Go through the records and copy each line where the word "Full" occurs.

☆ ☆ ☆ ☆

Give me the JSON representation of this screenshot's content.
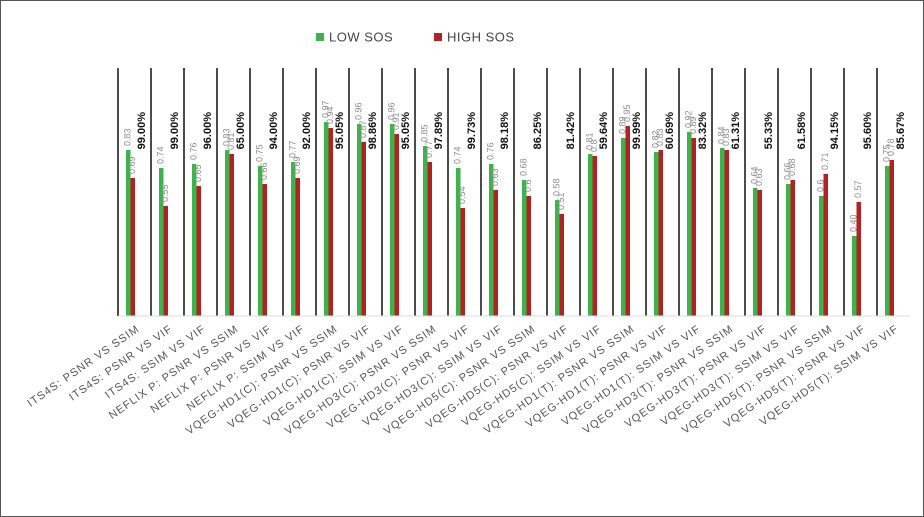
{
  "chart_data": {
    "type": "bar",
    "categories": [
      "ITS4S: PSNR VS SSIM",
      "ITS4S: PSNR VS VIF",
      "ITS4S: SSIM VS VIF",
      "NEFLIX P: PSNR VS SSIM",
      "NEFLIX P: PSNR VS VIF",
      "NEFLIX P:  SSIM VS VIF",
      "VQEG-HD1(C): PSNR VS SSIM",
      "VQEG-HD1(C): PSNR VS VIF",
      "VQEG-HD1(C):  SSIM VS VIF",
      "VQEG-HD3(C): PSNR VS SSIM",
      "VQEG-HD3(C): PSNR VS VIF",
      "VQEG-HD3(C): SSIM VS VIF",
      "VQEG-HD5(C): PSNR VS SSIM",
      "VQEG-HD5(C): PSNR VS VIF",
      "VQEG-HD5(C): SSIM VS VIF",
      "VQEG-HD1(T): PSNR VS SSIM",
      "VQEG-HD1(T): PSNR VS VIF",
      "VQEG-HD1(T): SSIM VS VIF",
      "VQEG-HD3(T): PSNR VS SSIM",
      "VQEG-HD3(T): PSNR VS VIF",
      "VQEG-HD3(T): SSIM VS VIF",
      "VQEG-HD5(T): PSNR VS SSIM",
      "VQEG-HD5(T): PSNR VS VIF",
      "VQEG-HD5(T): SSIM VS VIF"
    ],
    "series": [
      {
        "name": "LOW SOS",
        "color": "#3cb44b",
        "values": [
          0.83,
          0.74,
          0.76,
          0.83,
          0.75,
          0.77,
          0.97,
          0.96,
          0.96,
          0.85,
          0.74,
          0.76,
          0.68,
          0.58,
          0.81,
          0.89,
          0.82,
          0.92,
          0.84,
          0.64,
          0.66,
          0.6,
          0.4,
          0.75
        ],
        "value_labels": [
          "0.83",
          "0.74",
          "0.76",
          "0.83",
          "0.75",
          "0.77",
          "0.97",
          "0.96",
          "0.96",
          "0.85",
          "0.74",
          "0.76",
          "0.68",
          "0.58",
          "0.81",
          "0.89",
          "0.82",
          "0.92",
          "0.84",
          "0.64",
          "0.66",
          "0.6",
          "0.40",
          "0.75"
        ]
      },
      {
        "name": "HIGH SOS",
        "color": "#b22222",
        "values": [
          0.69,
          0.55,
          0.65,
          0.81,
          0.66,
          0.69,
          0.94,
          0.87,
          0.91,
          0.77,
          0.54,
          0.63,
          0.6,
          0.51,
          0.8,
          0.95,
          0.83,
          0.89,
          0.83,
          0.63,
          0.68,
          0.71,
          0.57,
          0.78
        ]
      }
    ],
    "annotations": [
      "99.00%",
      "99.00%",
      "96.00%",
      "65.00%",
      "94.00%",
      "92.00%",
      "95.05%",
      "98.86%",
      "95.05%",
      "97.89%",
      "99.73%",
      "98.18%",
      "86.25%",
      "81.42%",
      "59.64%",
      "99.99%",
      "60.69%",
      "83.32%",
      "61.31%",
      "55.33%",
      "61.58%",
      "94.15%",
      "95.60%",
      "85.67%"
    ],
    "ylim": [
      0,
      1
    ]
  }
}
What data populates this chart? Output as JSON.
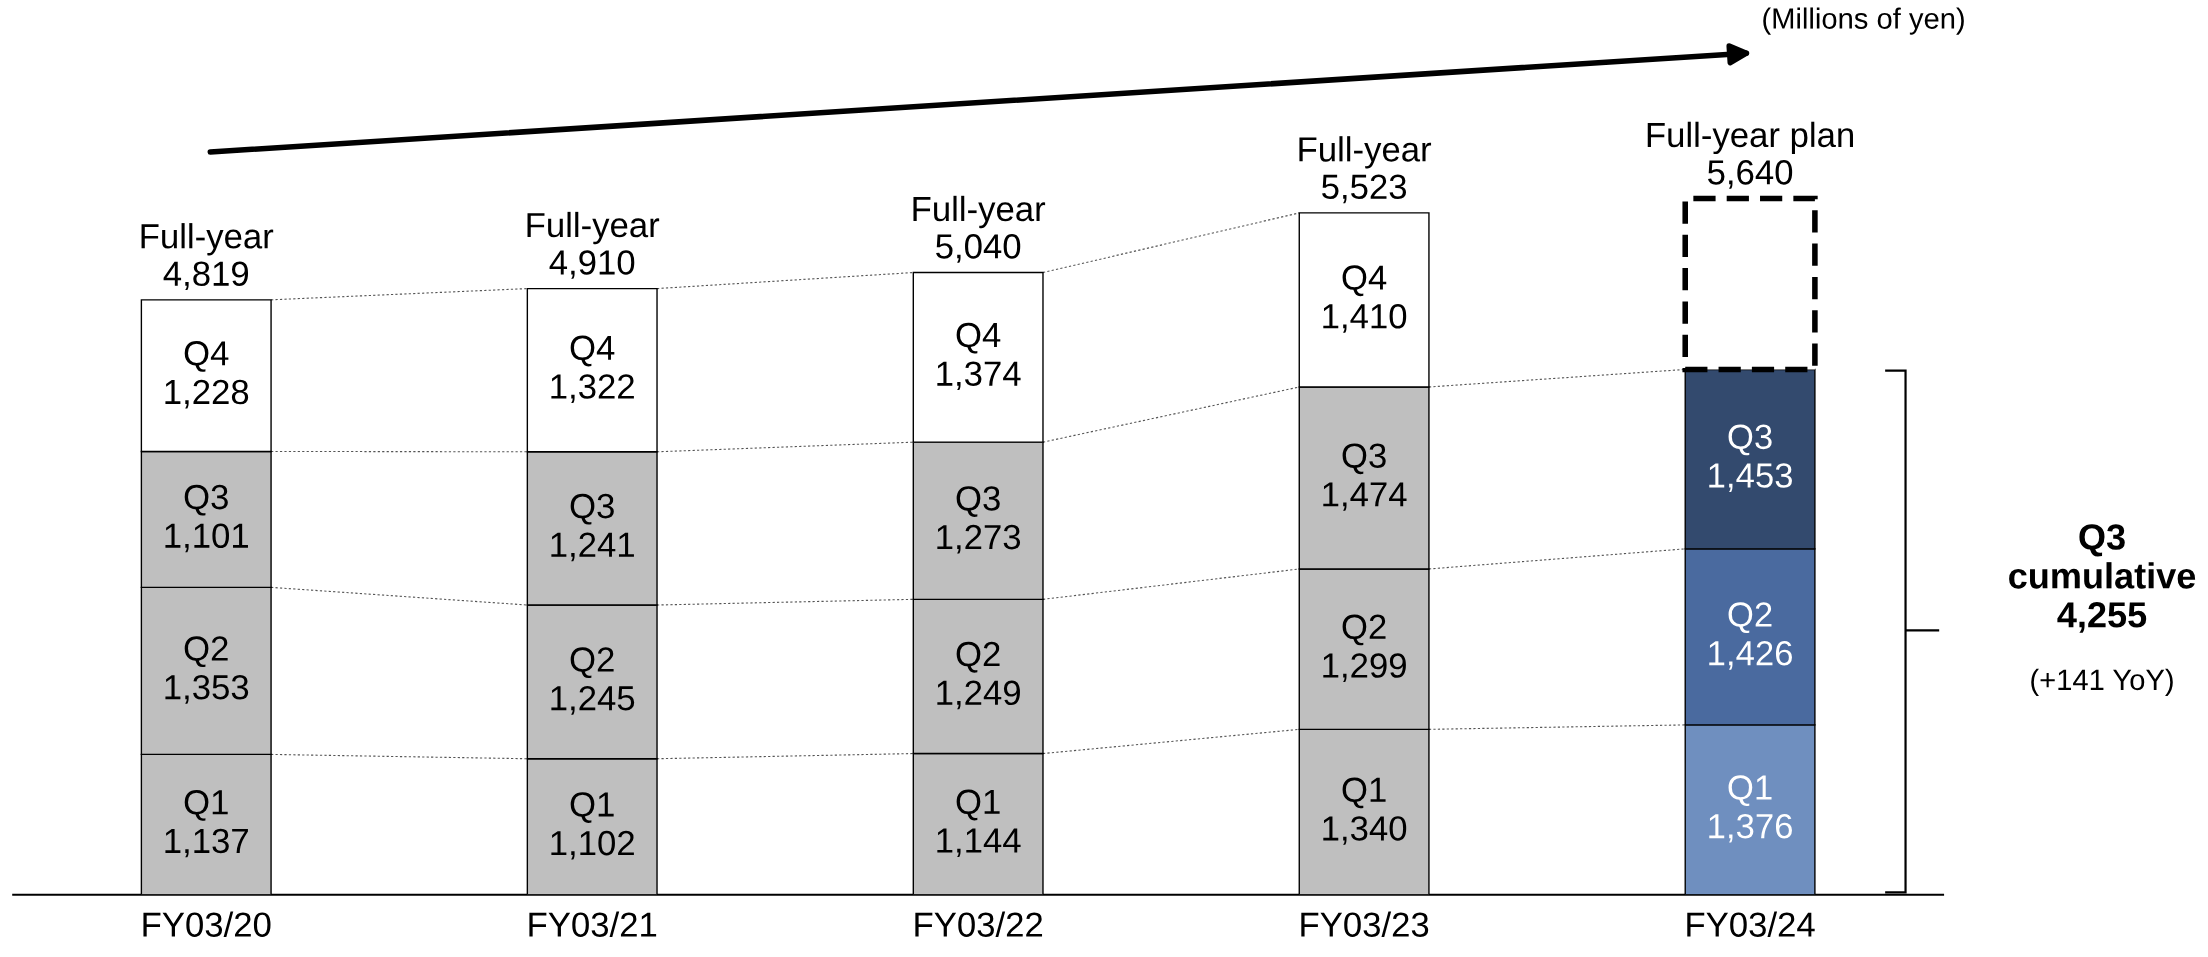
{
  "chart_data": {
    "type": "bar",
    "stacked": true,
    "categories": [
      "FY03/20",
      "FY03/21",
      "FY03/22",
      "FY03/23",
      "FY03/24"
    ],
    "series": [
      {
        "name": "Q1",
        "colors": [
          "#bfbfbf",
          "#bfbfbf",
          "#bfbfbf",
          "#bfbfbf",
          "#6f8fbf"
        ],
        "values": [
          1137,
          1102,
          1144,
          1340,
          1376
        ],
        "value_labels": [
          "1,137",
          "1,102",
          "1,144",
          "1,340",
          "1,376"
        ]
      },
      {
        "name": "Q2",
        "colors": [
          "#bfbfbf",
          "#bfbfbf",
          "#bfbfbf",
          "#bfbfbf",
          "#4a6a9f"
        ],
        "values": [
          1353,
          1245,
          1249,
          1299,
          1426
        ],
        "value_labels": [
          "1,353",
          "1,245",
          "1,249",
          "1,299",
          "1,426"
        ]
      },
      {
        "name": "Q3",
        "colors": [
          "#bfbfbf",
          "#bfbfbf",
          "#bfbfbf",
          "#bfbfbf",
          "#334a6e"
        ],
        "values": [
          1101,
          1241,
          1273,
          1474,
          1453
        ],
        "value_labels": [
          "1,101",
          "1,241",
          "1,273",
          "1,474",
          "1,453"
        ]
      },
      {
        "name": "Q4",
        "colors": [
          "#ffffff",
          "#ffffff",
          "#ffffff",
          "#ffffff",
          "#ffffff"
        ],
        "values": [
          1228,
          1322,
          1374,
          1410,
          null
        ],
        "value_labels": [
          "1,228",
          "1,322",
          "1,374",
          "1,410",
          null
        ]
      },
      {
        "colors": [
          "#ffffff",
          "#ffffff",
          "#ffffff",
          "#ffffff",
          "#ffffff"
        ],
        "line_style": "dashed",
        "values": [
          null,
          null,
          null,
          null,
          1385
        ]
      }
    ],
    "totals": [
      "Full-year\n4,819",
      "Full-year\n4,910",
      "Full-year\n5,040",
      "Full-year\n5,523",
      "Full-year plan\n5,640"
    ],
    "annotations": [
      "(Millions of yen)",
      "Q3\ncumulative\n4,255",
      "(+141 YoY)"
    ]
  }
}
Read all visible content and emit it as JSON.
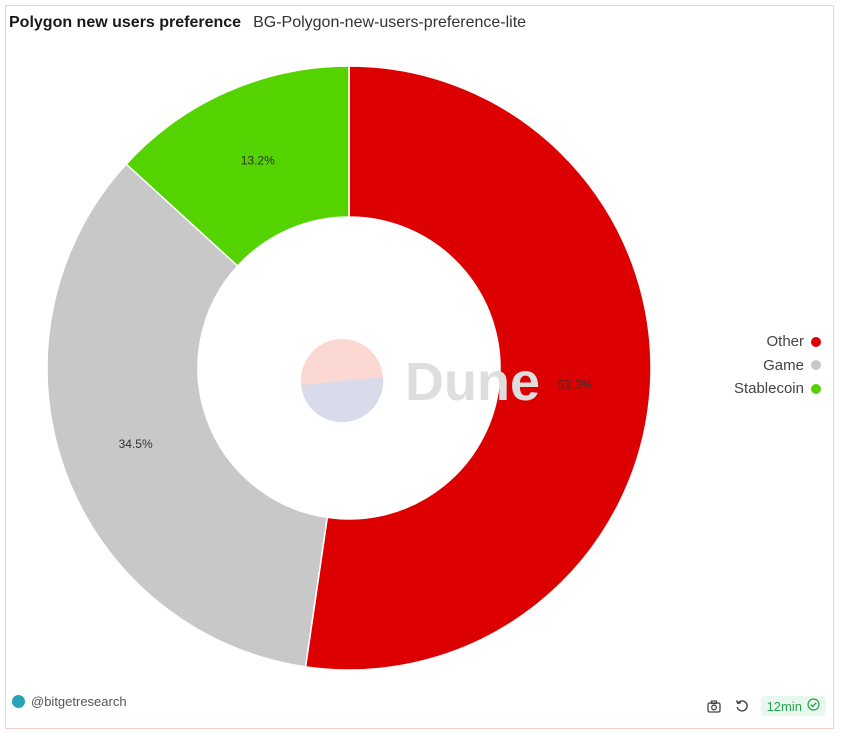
{
  "header": {
    "title": "Polygon new users preference",
    "subtitle": "BG-Polygon-new-users-preference-lite"
  },
  "watermark": {
    "text": "Dune"
  },
  "chart_data": {
    "type": "pie",
    "donut": true,
    "slices": [
      {
        "name": "Other",
        "value": 52.3,
        "label": "52.3%",
        "color": "#dd0000"
      },
      {
        "name": "Game",
        "value": 34.5,
        "label": "34.5%",
        "color": "#c8c8c8"
      },
      {
        "name": "Stablecoin",
        "value": 13.2,
        "label": "13.2%",
        "color": "#55d300"
      }
    ],
    "legend_position": "right"
  },
  "footer": {
    "author": "@bitgetresearch",
    "refresh_label": "12min",
    "icons": [
      "camera-icon",
      "refresh-icon",
      "check-circle-icon"
    ]
  }
}
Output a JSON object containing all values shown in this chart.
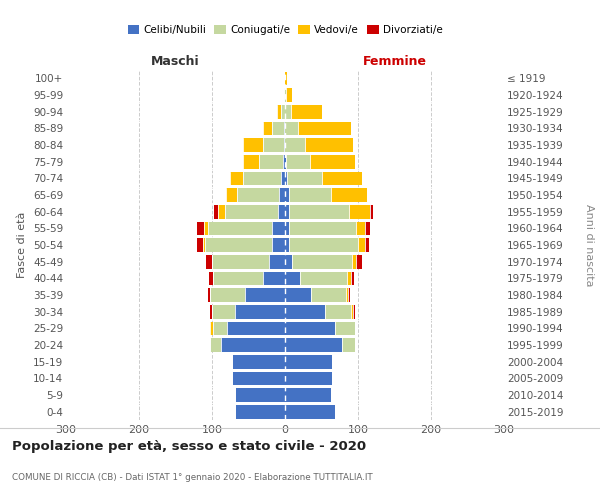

☆ ☆ ☆ ☆

Written response:
      "Full-year\n4,819",
      "Full-year\n4,910",
      "Full-year\n5,040",
      "Full-year\n5,523",
      "Full-year plan\n5,640"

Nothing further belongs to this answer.